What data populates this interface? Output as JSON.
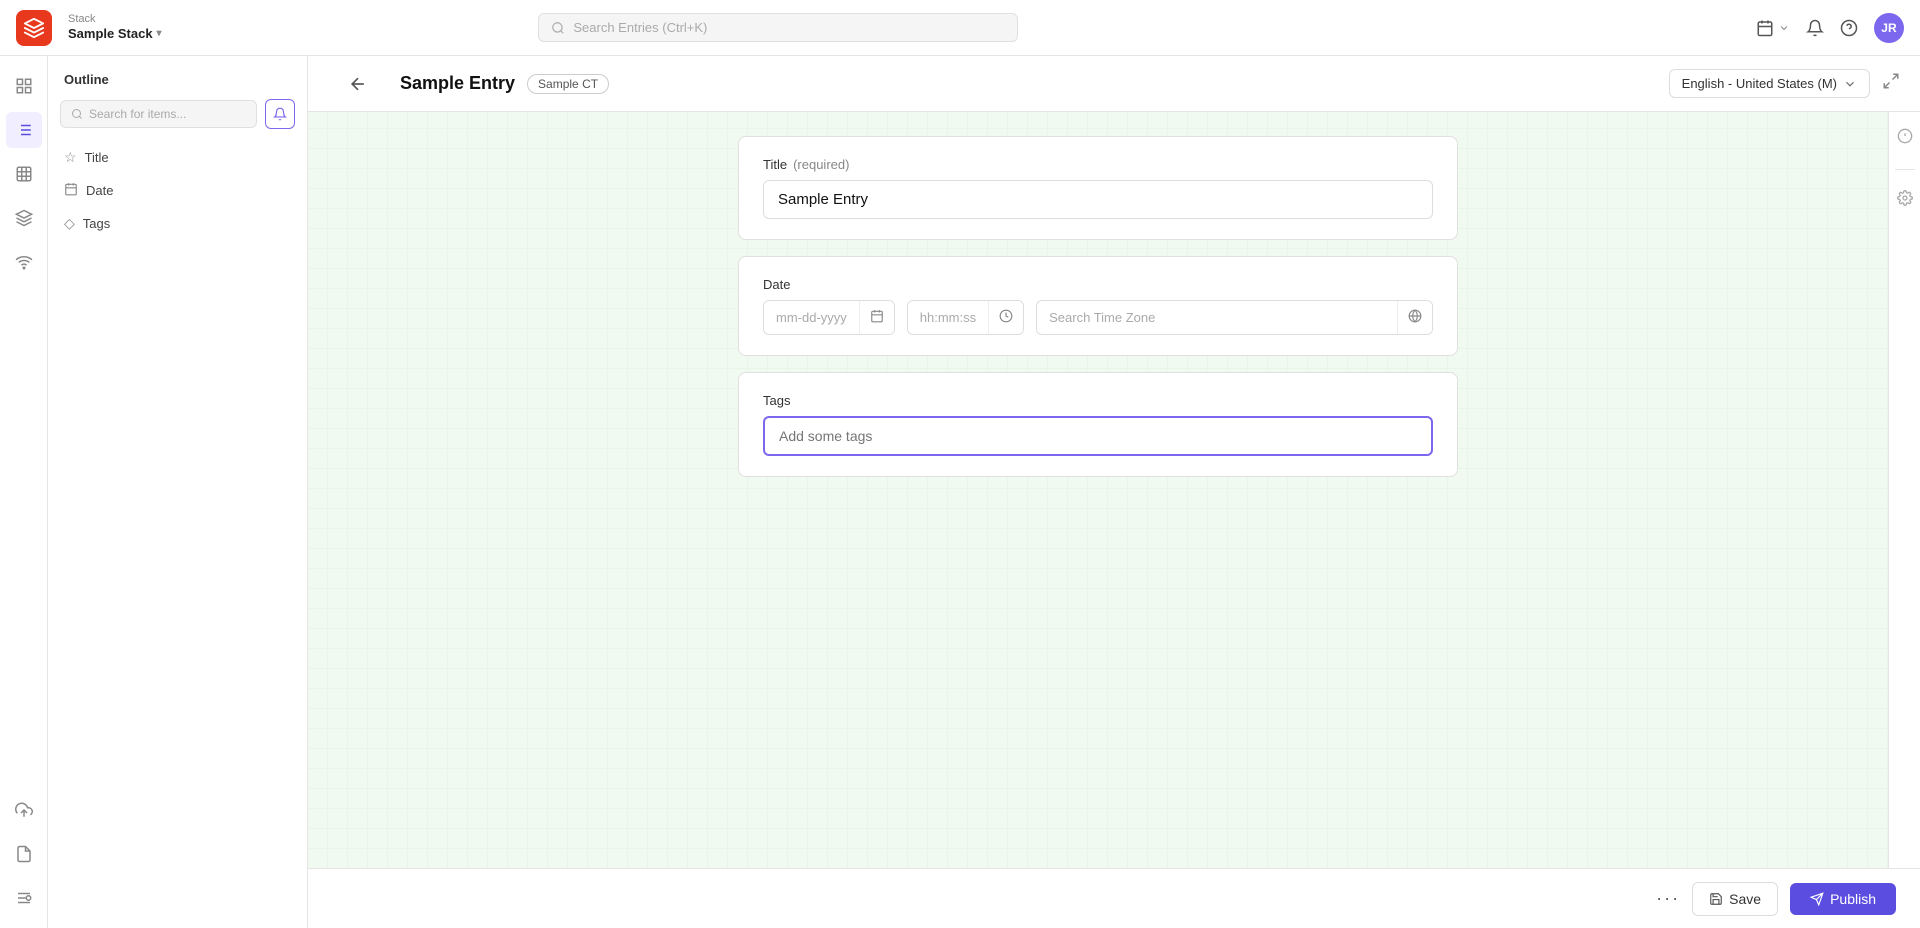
{
  "topbar": {
    "stack_label": "Stack",
    "stack_name": "Sample Stack",
    "search_placeholder": "Search Entries (Ctrl+K)",
    "user_initials": "JR",
    "calendar_icon": "📅"
  },
  "nav_icons": [
    {
      "name": "dashboard-icon",
      "symbol": "⊞",
      "active": false
    },
    {
      "name": "list-icon",
      "symbol": "☰",
      "active": true
    },
    {
      "name": "grid-icon",
      "symbol": "⊡",
      "active": false
    },
    {
      "name": "layers-icon",
      "symbol": "◫",
      "active": false
    },
    {
      "name": "wifi-icon",
      "symbol": "◉",
      "active": false
    },
    {
      "name": "upload-icon",
      "symbol": "↑",
      "active": false
    },
    {
      "name": "document-icon",
      "symbol": "⊟",
      "active": false
    },
    {
      "name": "settings-icon",
      "symbol": "⚙",
      "active": false
    }
  ],
  "outline": {
    "title": "Outline",
    "search_placeholder": "Search for items...",
    "items": [
      {
        "label": "Title",
        "icon": "☆"
      },
      {
        "label": "Date",
        "icon": "⊞"
      },
      {
        "label": "Tags",
        "icon": "◇"
      }
    ]
  },
  "entry": {
    "back_label": "←",
    "title": "Sample Entry",
    "ct_badge": "Sample CT",
    "locale": "English - United States (M)",
    "fullscreen_icon": "⤢"
  },
  "form": {
    "title_section": {
      "label": "Title",
      "required_text": "(required)",
      "value": "Sample Entry",
      "placeholder": "Sample Entry"
    },
    "date_section": {
      "label": "Date",
      "date_placeholder": "mm-dd-yyyy",
      "time_placeholder": "hh:mm:ss",
      "timezone_placeholder": "Search Time Zone"
    },
    "tags_section": {
      "label": "Tags",
      "placeholder": "Add some tags"
    }
  },
  "bottom_bar": {
    "more_label": "···",
    "save_label": "Save",
    "publish_label": "Publish"
  },
  "right_panel": {
    "info_icon": "ℹ",
    "settings_icon": "◎"
  }
}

> _YOUR INSTRUCTIONS_:
Print the whole listing above once more, word for word, without its pictures.

> _SOLUTION BELOW_:
What data populates this interface? Output as JSON.
{
  "topbar": {
    "stack_label": "Stack",
    "stack_name": "Sample Stack",
    "search_placeholder": "Search Entries (Ctrl+K)",
    "user_initials": "JR",
    "calendar_icon": "📅"
  },
  "nav_icons": [
    {
      "name": "dashboard-icon",
      "symbol": "⊞",
      "active": false
    },
    {
      "name": "list-icon",
      "symbol": "☰",
      "active": true
    },
    {
      "name": "grid-icon",
      "symbol": "⊡",
      "active": false
    },
    {
      "name": "layers-icon",
      "symbol": "◫",
      "active": false
    },
    {
      "name": "wifi-icon",
      "symbol": "◉",
      "active": false
    },
    {
      "name": "upload-icon",
      "symbol": "↑",
      "active": false
    },
    {
      "name": "document-icon",
      "symbol": "⊟",
      "active": false
    },
    {
      "name": "settings-icon",
      "symbol": "⚙",
      "active": false
    }
  ],
  "outline": {
    "title": "Outline",
    "search_placeholder": "Search for items...",
    "items": [
      {
        "label": "Title",
        "icon": "☆"
      },
      {
        "label": "Date",
        "icon": "⊞"
      },
      {
        "label": "Tags",
        "icon": "◇"
      }
    ]
  },
  "entry": {
    "back_label": "←",
    "title": "Sample Entry",
    "ct_badge": "Sample CT",
    "locale": "English - United States (M)",
    "fullscreen_icon": "⤢"
  },
  "form": {
    "title_section": {
      "label": "Title",
      "required_text": "(required)",
      "value": "Sample Entry",
      "placeholder": "Sample Entry"
    },
    "date_section": {
      "label": "Date",
      "date_placeholder": "mm-dd-yyyy",
      "time_placeholder": "hh:mm:ss",
      "timezone_placeholder": "Search Time Zone"
    },
    "tags_section": {
      "label": "Tags",
      "placeholder": "Add some tags"
    }
  },
  "bottom_bar": {
    "more_label": "···",
    "save_label": "Save",
    "publish_label": "Publish"
  },
  "right_panel": {
    "info_icon": "ℹ",
    "settings_icon": "◎"
  }
}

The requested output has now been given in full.